Given request:
Extract the full set of records that follows, word for word.

******

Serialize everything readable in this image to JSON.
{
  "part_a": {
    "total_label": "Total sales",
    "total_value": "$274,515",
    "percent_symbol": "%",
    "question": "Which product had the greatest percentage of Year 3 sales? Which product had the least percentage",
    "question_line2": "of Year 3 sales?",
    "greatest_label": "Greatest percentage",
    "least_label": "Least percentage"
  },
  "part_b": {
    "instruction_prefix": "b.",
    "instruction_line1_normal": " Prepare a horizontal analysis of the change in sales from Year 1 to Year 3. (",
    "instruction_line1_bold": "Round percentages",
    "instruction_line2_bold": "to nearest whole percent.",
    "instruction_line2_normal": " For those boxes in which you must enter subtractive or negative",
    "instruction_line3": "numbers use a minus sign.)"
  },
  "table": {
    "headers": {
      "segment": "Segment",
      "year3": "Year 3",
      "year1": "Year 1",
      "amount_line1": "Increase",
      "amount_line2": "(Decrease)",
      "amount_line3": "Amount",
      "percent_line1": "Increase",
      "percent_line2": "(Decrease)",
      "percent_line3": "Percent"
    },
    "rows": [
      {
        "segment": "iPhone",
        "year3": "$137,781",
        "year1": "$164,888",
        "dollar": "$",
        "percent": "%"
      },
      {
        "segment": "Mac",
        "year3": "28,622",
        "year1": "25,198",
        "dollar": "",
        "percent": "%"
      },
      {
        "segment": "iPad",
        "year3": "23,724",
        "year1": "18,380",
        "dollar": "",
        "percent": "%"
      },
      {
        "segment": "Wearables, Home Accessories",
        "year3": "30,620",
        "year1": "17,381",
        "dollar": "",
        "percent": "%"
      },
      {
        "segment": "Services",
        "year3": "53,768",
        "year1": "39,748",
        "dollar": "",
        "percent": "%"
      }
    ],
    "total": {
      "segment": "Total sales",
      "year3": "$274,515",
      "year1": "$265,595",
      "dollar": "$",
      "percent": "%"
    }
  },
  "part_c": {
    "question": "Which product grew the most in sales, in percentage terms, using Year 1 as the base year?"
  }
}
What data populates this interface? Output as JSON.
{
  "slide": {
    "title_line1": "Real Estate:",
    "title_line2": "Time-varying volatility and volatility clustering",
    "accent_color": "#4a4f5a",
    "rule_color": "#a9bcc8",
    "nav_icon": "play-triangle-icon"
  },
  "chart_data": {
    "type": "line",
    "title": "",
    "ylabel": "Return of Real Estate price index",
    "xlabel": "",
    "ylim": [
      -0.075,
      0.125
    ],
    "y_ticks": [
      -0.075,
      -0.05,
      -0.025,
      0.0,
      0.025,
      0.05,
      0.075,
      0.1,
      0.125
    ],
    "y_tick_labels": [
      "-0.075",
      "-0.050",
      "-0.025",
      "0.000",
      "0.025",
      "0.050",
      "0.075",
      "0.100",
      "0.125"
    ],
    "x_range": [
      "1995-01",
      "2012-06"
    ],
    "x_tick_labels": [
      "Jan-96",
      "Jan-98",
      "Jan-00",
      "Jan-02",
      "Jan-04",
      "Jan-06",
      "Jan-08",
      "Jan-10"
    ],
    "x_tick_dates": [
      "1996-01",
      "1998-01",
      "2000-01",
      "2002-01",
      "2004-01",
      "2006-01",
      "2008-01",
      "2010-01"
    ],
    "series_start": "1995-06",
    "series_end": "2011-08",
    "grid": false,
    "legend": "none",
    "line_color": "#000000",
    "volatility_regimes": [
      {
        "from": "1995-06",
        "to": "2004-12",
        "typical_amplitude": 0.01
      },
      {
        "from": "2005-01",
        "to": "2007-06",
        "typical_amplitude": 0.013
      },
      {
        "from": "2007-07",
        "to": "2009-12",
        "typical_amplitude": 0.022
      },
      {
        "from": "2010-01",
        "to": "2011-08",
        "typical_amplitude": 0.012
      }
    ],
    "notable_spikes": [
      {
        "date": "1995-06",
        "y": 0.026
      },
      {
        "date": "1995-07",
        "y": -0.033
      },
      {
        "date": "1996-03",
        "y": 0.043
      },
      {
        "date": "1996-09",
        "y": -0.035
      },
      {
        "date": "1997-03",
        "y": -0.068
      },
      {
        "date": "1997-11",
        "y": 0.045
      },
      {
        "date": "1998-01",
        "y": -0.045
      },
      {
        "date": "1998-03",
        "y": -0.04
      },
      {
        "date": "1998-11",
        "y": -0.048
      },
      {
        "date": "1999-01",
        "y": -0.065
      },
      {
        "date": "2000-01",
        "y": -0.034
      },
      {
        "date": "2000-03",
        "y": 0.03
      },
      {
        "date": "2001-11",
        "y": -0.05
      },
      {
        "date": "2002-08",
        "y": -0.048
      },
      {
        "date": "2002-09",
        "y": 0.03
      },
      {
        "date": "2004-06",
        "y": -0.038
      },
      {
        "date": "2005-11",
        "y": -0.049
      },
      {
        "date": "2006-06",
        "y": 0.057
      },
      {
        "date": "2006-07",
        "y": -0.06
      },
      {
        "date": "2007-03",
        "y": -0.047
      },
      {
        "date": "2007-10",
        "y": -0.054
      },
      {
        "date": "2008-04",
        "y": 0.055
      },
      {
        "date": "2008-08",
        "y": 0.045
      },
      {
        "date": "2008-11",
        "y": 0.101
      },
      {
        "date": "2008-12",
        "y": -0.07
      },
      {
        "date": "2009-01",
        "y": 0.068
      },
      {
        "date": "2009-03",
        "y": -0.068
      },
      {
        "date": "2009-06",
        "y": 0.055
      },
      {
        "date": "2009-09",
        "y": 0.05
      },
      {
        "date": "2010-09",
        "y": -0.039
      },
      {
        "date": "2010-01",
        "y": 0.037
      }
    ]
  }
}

******

Response to this task:
Serialize everything readable in this image to JSON.
{
  "part_a": {
    "total_label": "Total sales",
    "total_value": "$274,515",
    "percent_symbol": "%",
    "question": "Which product had the greatest percentage of Year 3 sales? Which product had the least percentage",
    "question_line2": "of Year 3 sales?",
    "greatest_label": "Greatest percentage",
    "least_label": "Least percentage"
  },
  "part_b": {
    "instruction_prefix": "b.",
    "instruction_line1_normal": " Prepare a horizontal analysis of the change in sales from Year 1 to Year 3. (",
    "instruction_line1_bold": "Round percentages",
    "instruction_line2_bold": "to nearest whole percent.",
    "instruction_line2_normal": " For those boxes in which you must enter subtractive or negative",
    "instruction_line3": "numbers use a minus sign.)"
  },
  "table": {
    "headers": {
      "segment": "Segment",
      "year3": "Year 3",
      "year1": "Year 1",
      "amount_line1": "Increase",
      "amount_line2": "(Decrease)",
      "amount_line3": "Amount",
      "percent_line1": "Increase",
      "percent_line2": "(Decrease)",
      "percent_line3": "Percent"
    },
    "rows": [
      {
        "segment": "iPhone",
        "year3": "$137,781",
        "year1": "$164,888",
        "dollar": "$",
        "percent": "%"
      },
      {
        "segment": "Mac",
        "year3": "28,622",
        "year1": "25,198",
        "dollar": "",
        "percent": "%"
      },
      {
        "segment": "iPad",
        "year3": "23,724",
        "year1": "18,380",
        "dollar": "",
        "percent": "%"
      },
      {
        "segment": "Wearables, Home Accessories",
        "year3": "30,620",
        "year1": "17,381",
        "dollar": "",
        "percent": "%"
      },
      {
        "segment": "Services",
        "year3": "53,768",
        "year1": "39,748",
        "dollar": "",
        "percent": "%"
      }
    ],
    "total": {
      "segment": "Total sales",
      "year3": "$274,515",
      "year1": "$265,595",
      "dollar": "$",
      "percent": "%"
    }
  },
  "part_c": {
    "question": "Which product grew the most in sales, in percentage terms, using Year 1 as the base year?"
  }
}
What data populates this interface? Output as JSON.
{
  "slide": {
    "title_line1": "Real Estate:",
    "title_line2": "Time-varying volatility and volatility clustering",
    "accent_color": "#4a4f5a",
    "rule_color": "#a9bcc8",
    "nav_icon": "play-triangle-icon"
  },
  "chart_data": {
    "type": "line",
    "title": "",
    "ylabel": "Return of Real Estate price index",
    "xlabel": "",
    "ylim": [
      -0.075,
      0.125
    ],
    "y_ticks": [
      -0.075,
      -0.05,
      -0.025,
      0.0,
      0.025,
      0.05,
      0.075,
      0.1,
      0.125
    ],
    "y_tick_labels": [
      "-0.075",
      "-0.050",
      "-0.025",
      "0.000",
      "0.025",
      "0.050",
      "0.075",
      "0.100",
      "0.125"
    ],
    "x_range": [
      "1995-01",
      "2012-06"
    ],
    "x_tick_labels": [
      "Jan-96",
      "Jan-98",
      "Jan-00",
      "Jan-02",
      "Jan-04",
      "Jan-06",
      "Jan-08",
      "Jan-10"
    ],
    "x_tick_dates": [
      "1996-01",
      "1998-01",
      "2000-01",
      "2002-01",
      "2004-01",
      "2006-01",
      "2008-01",
      "2010-01"
    ],
    "series_start": "1995-06",
    "series_end": "2011-08",
    "grid": false,
    "legend": "none",
    "line_color": "#000000",
    "volatility_regimes": [
      {
        "from": "1995-06",
        "to": "2004-12",
        "typical_amplitude": 0.01
      },
      {
        "from": "2005-01",
        "to": "2007-06",
        "typical_amplitude": 0.013
      },
      {
        "from": "2007-07",
        "to": "2009-12",
        "typical_amplitude": 0.022
      },
      {
        "from": "2010-01",
        "to": "2011-08",
        "typical_amplitude": 0.012
      }
    ],
    "notable_spikes": [
      {
        "date": "1995-06",
        "y": 0.026
      },
      {
        "date": "1995-07",
        "y": -0.033
      },
      {
        "date": "1996-03",
        "y": 0.043
      },
      {
        "date": "1996-09",
        "y": -0.035
      },
      {
        "date": "1997-03",
        "y": -0.068
      },
      {
        "date": "1997-11",
        "y": 0.045
      },
      {
        "date": "1998-01",
        "y": -0.045
      },
      {
        "date": "1998-03",
        "y": -0.04
      },
      {
        "date": "1998-11",
        "y": -0.048
      },
      {
        "date": "1999-01",
        "y": -0.065
      },
      {
        "date": "2000-01",
        "y": -0.034
      },
      {
        "date": "2000-03",
        "y": 0.03
      },
      {
        "date": "2001-11",
        "y": -0.05
      },
      {
        "date": "2002-08",
        "y": -0.048
      },
      {
        "date": "2002-09",
        "y": 0.03
      },
      {
        "date": "2004-06",
        "y": -0.038
      },
      {
        "date": "2005-11",
        "y": -0.049
      },
      {
        "date": "2006-06",
        "y": 0.057
      },
      {
        "date": "2006-07",
        "y": -0.06
      },
      {
        "date": "2007-03",
        "y": -0.047
      },
      {
        "date": "2007-10",
        "y": -0.054
      },
      {
        "date": "2008-04",
        "y": 0.055
      },
      {
        "date": "2008-08",
        "y": 0.045
      },
      {
        "date": "2008-11",
        "y": 0.101
      },
      {
        "date": "2008-12",
        "y": -0.07
      },
      {
        "date": "2009-01",
        "y": 0.068
      },
      {
        "date": "2009-03",
        "y": -0.068
      },
      {
        "date": "2009-06",
        "y": 0.055
      },
      {
        "date": "2009-09",
        "y": 0.05
      },
      {
        "date": "2010-09",
        "y": -0.039
      },
      {
        "date": "2010-01",
        "y": 0.037
      }
    ]
  }
}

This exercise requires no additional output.